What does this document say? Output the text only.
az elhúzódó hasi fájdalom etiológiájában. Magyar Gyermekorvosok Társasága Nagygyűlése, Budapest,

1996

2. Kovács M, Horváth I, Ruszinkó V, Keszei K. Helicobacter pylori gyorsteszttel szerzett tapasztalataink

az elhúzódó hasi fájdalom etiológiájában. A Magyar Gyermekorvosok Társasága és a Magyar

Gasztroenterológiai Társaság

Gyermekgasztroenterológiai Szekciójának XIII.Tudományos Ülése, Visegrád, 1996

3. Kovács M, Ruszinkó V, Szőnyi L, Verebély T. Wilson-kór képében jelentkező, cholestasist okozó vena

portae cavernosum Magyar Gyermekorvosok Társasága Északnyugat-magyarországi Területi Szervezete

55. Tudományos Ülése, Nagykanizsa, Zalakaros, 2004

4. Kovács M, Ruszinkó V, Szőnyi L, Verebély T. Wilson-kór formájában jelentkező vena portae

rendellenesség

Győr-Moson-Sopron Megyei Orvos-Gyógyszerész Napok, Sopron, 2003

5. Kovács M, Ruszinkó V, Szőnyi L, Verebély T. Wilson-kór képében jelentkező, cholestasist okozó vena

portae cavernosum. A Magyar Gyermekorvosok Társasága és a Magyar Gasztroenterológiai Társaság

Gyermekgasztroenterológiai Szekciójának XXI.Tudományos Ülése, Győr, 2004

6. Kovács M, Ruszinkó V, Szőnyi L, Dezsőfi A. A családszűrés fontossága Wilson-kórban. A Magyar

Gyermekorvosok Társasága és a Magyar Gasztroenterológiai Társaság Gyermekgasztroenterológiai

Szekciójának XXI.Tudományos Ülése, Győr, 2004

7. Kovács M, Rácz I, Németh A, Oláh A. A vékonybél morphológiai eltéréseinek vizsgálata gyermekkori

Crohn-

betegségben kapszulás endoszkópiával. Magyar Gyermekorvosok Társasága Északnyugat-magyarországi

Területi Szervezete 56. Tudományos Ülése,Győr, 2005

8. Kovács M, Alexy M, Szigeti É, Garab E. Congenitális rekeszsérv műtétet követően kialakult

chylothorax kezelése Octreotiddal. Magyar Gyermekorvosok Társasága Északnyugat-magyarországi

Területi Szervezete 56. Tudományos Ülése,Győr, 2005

══════════

▸ **THE REQUEST**: Pick out the lines above that hold the string "portae" and show them.

▸ **WRITTEN SOLUTION**:
portae cavernosum Magyar Gyermekorvosok Társasága Északnyugat-magyarországi Területi Szervezete
4. Kovács M, Ruszinkó V, Szőnyi L, Verebély T. Wilson-kór formájában jelentkező vena portae
portae cavernosum. A Magyar Gyermekorvosok Társasága és a Magyar Gasztroenterológiai Társaság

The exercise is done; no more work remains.